Problem details
Rewrite the records below with every "interactable" changed to "clickable" and nothing else altered. Leave the pictures out.

Provided material
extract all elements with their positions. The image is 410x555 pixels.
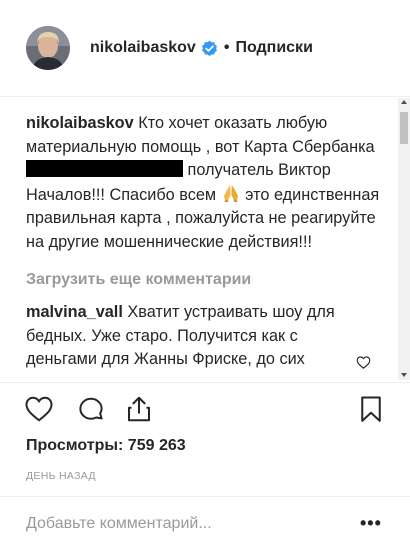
post-header: nikolaibaskov • Подписки xyxy=(0,0,410,96)
folded-hands-emoji-icon xyxy=(221,183,241,203)
comment-item: malvina_vall Хватит устраивать шоу для б… xyxy=(26,301,386,372)
load-more-comments-button[interactable]: Загрузить еще комментарии xyxy=(26,271,386,291)
views-number: 759 263 xyxy=(127,437,186,454)
verified-badge-icon xyxy=(201,40,218,57)
bookmark-icon[interactable] xyxy=(356,394,386,424)
comments-scrollbar[interactable] xyxy=(398,98,410,380)
header-username-link[interactable]: nikolaibaskov xyxy=(90,39,196,57)
following-button[interactable]: Подписки xyxy=(235,39,312,57)
heart-icon[interactable] xyxy=(24,394,54,424)
header-divider xyxy=(0,96,410,97)
views-label: Просмотры: xyxy=(26,437,124,454)
scrollbar-thumb[interactable] xyxy=(400,112,408,144)
post-actions-bar xyxy=(0,390,410,430)
comment-like-heart-icon[interactable] xyxy=(356,355,371,370)
header-separator: • xyxy=(223,39,230,56)
comment-bubble-icon[interactable] xyxy=(76,394,106,424)
post-caption: nikolaibaskov Кто хочет оказать любую ма… xyxy=(26,112,386,254)
avatar[interactable] xyxy=(26,26,70,70)
share-icon[interactable] xyxy=(124,394,154,424)
redacted-card-number xyxy=(26,160,183,177)
actions-divider xyxy=(0,382,410,383)
views-count: Просмотры: 759 263 xyxy=(26,437,186,455)
scroll-up-arrow-icon[interactable] xyxy=(401,100,407,104)
comment-box-divider xyxy=(0,496,410,497)
avatar-image xyxy=(26,26,70,70)
post-timestamp[interactable]: ДЕНЬ НАЗАД xyxy=(26,470,96,482)
add-comment-input[interactable]: Добавьте комментарий... xyxy=(26,515,212,533)
comment-username-link[interactable]: malvina_vall xyxy=(26,303,123,321)
scroll-down-arrow-icon[interactable] xyxy=(401,373,407,377)
more-options-icon[interactable]: ••• xyxy=(360,513,382,534)
comments-list[interactable]: nikolaibaskov Кто хочет оказать любую ма… xyxy=(26,112,386,376)
caption-username-link[interactable]: nikolaibaskov xyxy=(26,114,134,132)
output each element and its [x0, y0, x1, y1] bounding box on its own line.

Exercise response
extract all elements with their positions. The image is 410x555 pixels.
post-header: nikolaibaskov • Подписки xyxy=(0,0,410,96)
folded-hands-emoji-icon xyxy=(221,183,241,203)
comment-item: malvina_vall Хватит устраивать шоу для б… xyxy=(26,301,386,372)
load-more-comments-button[clickable]: Загрузить еще комментарии xyxy=(26,271,386,291)
views-number: 759 263 xyxy=(127,437,186,454)
verified-badge-icon xyxy=(201,40,218,57)
bookmark-icon[clickable] xyxy=(356,394,386,424)
comments-scrollbar[clickable] xyxy=(398,98,410,380)
header-username-link[clickable]: nikolaibaskov xyxy=(90,39,196,57)
following-button[clickable]: Подписки xyxy=(235,39,312,57)
heart-icon[clickable] xyxy=(24,394,54,424)
header-divider xyxy=(0,96,410,97)
views-label: Просмотры: xyxy=(26,437,124,454)
scrollbar-thumb[clickable] xyxy=(400,112,408,144)
post-actions-bar xyxy=(0,390,410,430)
comment-like-heart-icon[clickable] xyxy=(356,355,371,370)
header-separator: • xyxy=(223,39,230,56)
comment-bubble-icon[clickable] xyxy=(76,394,106,424)
post-caption: nikolaibaskov Кто хочет оказать любую ма… xyxy=(26,112,386,254)
avatar[clickable] xyxy=(26,26,70,70)
share-icon[clickable] xyxy=(124,394,154,424)
redacted-card-number xyxy=(26,160,183,177)
actions-divider xyxy=(0,382,410,383)
views-count: Просмотры: 759 263 xyxy=(26,437,186,455)
scroll-up-arrow-icon[clickable] xyxy=(401,100,407,104)
comment-box-divider xyxy=(0,496,410,497)
avatar-image xyxy=(26,26,70,70)
post-timestamp[clickable]: ДЕНЬ НАЗАД xyxy=(26,470,96,482)
add-comment-input[clickable]: Добавьте комментарий... xyxy=(26,515,212,533)
comment-username-link[clickable]: malvina_vall xyxy=(26,303,123,321)
scroll-down-arrow-icon[clickable] xyxy=(401,373,407,377)
more-options-icon[clickable]: ••• xyxy=(360,513,382,534)
comments-list[clickable]: nikolaibaskov Кто хочет оказать любую ма… xyxy=(26,112,386,376)
caption-username-link[clickable]: nikolaibaskov xyxy=(26,114,134,132)
output each element and its [x0, y0, x1, y1] bounding box on its own line.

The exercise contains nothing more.